Stored records:
• • • • •

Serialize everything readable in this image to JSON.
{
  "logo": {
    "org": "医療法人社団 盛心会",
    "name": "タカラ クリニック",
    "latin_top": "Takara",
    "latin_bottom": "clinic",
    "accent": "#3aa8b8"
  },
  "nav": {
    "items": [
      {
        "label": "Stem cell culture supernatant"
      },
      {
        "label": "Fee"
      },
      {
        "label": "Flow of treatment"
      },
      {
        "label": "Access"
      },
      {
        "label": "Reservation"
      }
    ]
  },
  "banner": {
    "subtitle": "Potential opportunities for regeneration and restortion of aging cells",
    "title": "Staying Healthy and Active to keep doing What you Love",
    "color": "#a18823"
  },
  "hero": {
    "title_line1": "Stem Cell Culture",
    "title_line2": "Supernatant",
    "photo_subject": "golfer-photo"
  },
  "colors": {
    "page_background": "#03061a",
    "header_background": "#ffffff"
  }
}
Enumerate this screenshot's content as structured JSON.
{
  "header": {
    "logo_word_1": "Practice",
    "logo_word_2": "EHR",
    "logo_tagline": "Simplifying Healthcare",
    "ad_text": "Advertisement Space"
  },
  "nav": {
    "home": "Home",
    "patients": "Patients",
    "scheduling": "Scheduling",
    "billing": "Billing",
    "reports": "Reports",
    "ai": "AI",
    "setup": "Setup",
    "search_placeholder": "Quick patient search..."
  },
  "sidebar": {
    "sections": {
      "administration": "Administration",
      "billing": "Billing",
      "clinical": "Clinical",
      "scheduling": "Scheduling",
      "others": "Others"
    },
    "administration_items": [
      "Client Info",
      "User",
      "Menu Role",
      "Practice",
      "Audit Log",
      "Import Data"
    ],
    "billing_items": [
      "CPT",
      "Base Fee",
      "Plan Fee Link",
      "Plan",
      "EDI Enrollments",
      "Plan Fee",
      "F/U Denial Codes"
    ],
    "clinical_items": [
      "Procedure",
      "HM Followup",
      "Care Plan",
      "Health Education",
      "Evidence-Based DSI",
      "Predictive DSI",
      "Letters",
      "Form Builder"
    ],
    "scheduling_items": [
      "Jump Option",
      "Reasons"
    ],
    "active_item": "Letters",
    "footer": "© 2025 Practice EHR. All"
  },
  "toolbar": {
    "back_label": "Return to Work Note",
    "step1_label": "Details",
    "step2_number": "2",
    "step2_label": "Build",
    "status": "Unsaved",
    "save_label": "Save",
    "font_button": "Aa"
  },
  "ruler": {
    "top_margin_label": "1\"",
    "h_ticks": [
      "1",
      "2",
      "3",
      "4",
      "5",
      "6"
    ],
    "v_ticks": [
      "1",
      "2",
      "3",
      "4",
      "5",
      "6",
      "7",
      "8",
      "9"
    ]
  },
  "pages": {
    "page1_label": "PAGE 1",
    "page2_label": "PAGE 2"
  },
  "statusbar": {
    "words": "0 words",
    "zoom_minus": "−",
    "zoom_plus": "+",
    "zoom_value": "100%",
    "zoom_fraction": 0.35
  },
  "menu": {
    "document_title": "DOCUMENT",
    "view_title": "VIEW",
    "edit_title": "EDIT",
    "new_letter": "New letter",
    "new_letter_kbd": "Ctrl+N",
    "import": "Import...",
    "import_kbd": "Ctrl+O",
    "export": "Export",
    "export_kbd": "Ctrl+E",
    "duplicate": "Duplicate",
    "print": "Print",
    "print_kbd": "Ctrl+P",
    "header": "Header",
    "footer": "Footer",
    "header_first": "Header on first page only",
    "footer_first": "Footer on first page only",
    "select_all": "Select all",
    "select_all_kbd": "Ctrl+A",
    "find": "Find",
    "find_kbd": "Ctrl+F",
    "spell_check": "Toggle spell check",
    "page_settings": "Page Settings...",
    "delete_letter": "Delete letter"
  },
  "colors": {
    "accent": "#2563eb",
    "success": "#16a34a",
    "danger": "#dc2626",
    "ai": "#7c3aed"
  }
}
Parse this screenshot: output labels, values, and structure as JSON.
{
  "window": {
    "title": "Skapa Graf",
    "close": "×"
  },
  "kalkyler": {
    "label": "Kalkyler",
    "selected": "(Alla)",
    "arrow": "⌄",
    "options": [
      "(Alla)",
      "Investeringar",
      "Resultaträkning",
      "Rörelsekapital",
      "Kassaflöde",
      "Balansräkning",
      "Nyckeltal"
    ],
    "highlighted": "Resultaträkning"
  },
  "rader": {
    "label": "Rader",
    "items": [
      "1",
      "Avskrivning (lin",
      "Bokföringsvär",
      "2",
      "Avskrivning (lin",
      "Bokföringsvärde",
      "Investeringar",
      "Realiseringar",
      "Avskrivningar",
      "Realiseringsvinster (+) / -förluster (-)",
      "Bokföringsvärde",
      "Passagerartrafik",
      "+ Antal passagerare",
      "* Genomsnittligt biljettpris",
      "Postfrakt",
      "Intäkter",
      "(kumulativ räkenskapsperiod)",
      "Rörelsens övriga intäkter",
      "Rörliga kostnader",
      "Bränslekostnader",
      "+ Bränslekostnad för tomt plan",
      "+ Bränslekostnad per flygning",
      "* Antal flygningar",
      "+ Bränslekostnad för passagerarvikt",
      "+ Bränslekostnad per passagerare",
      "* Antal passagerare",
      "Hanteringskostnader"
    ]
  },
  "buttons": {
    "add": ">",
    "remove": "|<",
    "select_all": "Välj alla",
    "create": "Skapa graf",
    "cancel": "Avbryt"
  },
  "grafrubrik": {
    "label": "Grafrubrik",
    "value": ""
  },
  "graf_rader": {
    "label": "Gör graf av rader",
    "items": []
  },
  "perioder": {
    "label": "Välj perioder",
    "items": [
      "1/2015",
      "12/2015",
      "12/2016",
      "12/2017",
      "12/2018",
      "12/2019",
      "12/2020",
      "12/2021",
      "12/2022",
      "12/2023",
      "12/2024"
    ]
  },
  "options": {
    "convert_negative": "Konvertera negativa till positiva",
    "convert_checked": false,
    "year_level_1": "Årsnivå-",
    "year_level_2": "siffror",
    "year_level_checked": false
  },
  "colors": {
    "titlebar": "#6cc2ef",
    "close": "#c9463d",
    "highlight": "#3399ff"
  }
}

• • • • •

*Work required*
Write down every line of the data above that includes the string "Resultaträkning".

*Exercise response*
      "Resultaträkning",
    "highlighted": "Resultaträkning"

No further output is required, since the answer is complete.